Task description => Reproduce the Canada ski holiday text below in full, word for word.

:: Text excerpt ::

- Ski in a national park
Breathtaking scenery and wildlife wandering through town in Banff, Fernie, Lake Louise and Jasper.
- Fire and Ice Show
Know your grabs from your flips? Brush up and watch the pros at this annual event in Whistler.
For an interesting blend of French and Canadian culture, food and language, try Tremblant.
- It takes two
Ski and sightsee in one epic holiday – you can explore both Whistler and Vancouver on our twin centre options.
- Powder hound
You’ll find soft, crisp powder snow in abundance in Sun Peaks, Whistler and Panorama.
So what's it like?
Canada is a bucket-list destination for skiers and boarders alike. It’s famed for its knee-deep powder, immaculately groomed slopes and wide, tree-lined runs. Add in the awesome national park scenery and warm Canadian hospitality, and it’s easy to see why it’s coveted as that once-in-a-lifetime ski holiday.
The thing is, once you’ve experienced the best, it might be hard to settle for anything less.
Please note: If you're travelling to Canada you'll need to complete an Electronic Travel Authorisation (eTA) - at a cost of $7 - as early as possible after booking, as they can take longer than 72 hours to process. You can apply online now at: www.Canada.ca/eta
Linked ski areas
Given the scale of the country and the spread of the mountain ranges, there are far fewer resorts linked by lifts in the way that has become commonplace in Europe.

:::
:: Dataset content ::

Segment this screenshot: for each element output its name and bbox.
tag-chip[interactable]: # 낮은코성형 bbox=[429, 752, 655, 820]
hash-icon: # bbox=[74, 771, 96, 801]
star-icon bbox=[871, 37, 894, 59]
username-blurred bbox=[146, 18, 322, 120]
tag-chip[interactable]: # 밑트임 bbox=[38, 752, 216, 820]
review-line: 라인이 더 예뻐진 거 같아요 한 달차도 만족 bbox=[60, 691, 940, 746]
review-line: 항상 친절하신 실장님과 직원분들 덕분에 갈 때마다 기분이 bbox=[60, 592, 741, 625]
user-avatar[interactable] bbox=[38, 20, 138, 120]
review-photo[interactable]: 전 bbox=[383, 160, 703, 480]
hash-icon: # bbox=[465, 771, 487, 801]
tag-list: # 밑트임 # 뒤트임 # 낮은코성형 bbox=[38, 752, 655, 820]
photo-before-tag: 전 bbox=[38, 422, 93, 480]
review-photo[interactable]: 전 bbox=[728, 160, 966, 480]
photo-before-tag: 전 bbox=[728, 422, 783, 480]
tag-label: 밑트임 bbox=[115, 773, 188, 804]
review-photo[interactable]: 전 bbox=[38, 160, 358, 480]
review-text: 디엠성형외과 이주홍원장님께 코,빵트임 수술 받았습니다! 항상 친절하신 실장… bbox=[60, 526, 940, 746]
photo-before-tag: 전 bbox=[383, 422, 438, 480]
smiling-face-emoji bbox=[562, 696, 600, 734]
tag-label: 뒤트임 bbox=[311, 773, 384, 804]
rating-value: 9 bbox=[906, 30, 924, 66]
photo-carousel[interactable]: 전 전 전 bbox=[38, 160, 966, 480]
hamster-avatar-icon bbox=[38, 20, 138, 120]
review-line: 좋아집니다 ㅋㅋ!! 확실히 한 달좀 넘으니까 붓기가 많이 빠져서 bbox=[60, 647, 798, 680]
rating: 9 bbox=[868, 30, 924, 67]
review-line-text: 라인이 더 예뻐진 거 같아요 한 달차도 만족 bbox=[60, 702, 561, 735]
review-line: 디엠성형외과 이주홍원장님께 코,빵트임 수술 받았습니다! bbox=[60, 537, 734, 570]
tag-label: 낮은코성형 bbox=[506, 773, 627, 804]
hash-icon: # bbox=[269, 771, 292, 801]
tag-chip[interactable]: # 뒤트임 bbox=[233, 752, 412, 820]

:::

Answer to this task =>
- Ski in a national park
Breathtaking scenery and wildlife wandering through town in Banff, Fernie, Lake Louise and Jasper.
- Fire and Ice Show
Know your grabs from your flips? Brush up and watch the pros at this annual event in Whistler.
For an interesting blend of French and Canadian culture, food and language, try Tremblant.
- It takes two
Ski and sightsee in one epic holiday – you can explore both Whistler and Vancouver on our twin centre options.
- Powder hound
You’ll find soft, crisp powder snow in abundance in Sun Peaks, Whistler and Panorama.
So what's it like?
Canada is a bucket-list destination for skiers and boarders alike. It’s famed for its knee-deep powder, immaculately groomed slopes and wide, tree-lined runs. Add in the awesome national park scenery and warm Canadian hospitality, and it’s easy to see why it’s coveted as that once-in-a-lifetime ski holiday.
The thing is, once you’ve experienced the best, it might be hard to settle for anything less.
Please note: If you're travelling to Canada you'll need to complete an Electronic Travel Authorisation (eTA) - at a cost of $7 - as early as possible after booking, as they can take longer than 72 hours to process. You can apply online now at: www.Canada.ca/eta
Linked ski areas
Given the scale of the country and the spread of the mountain ranges, there are far fewer resorts linked by lifts in the way that has become commonplace in Europe.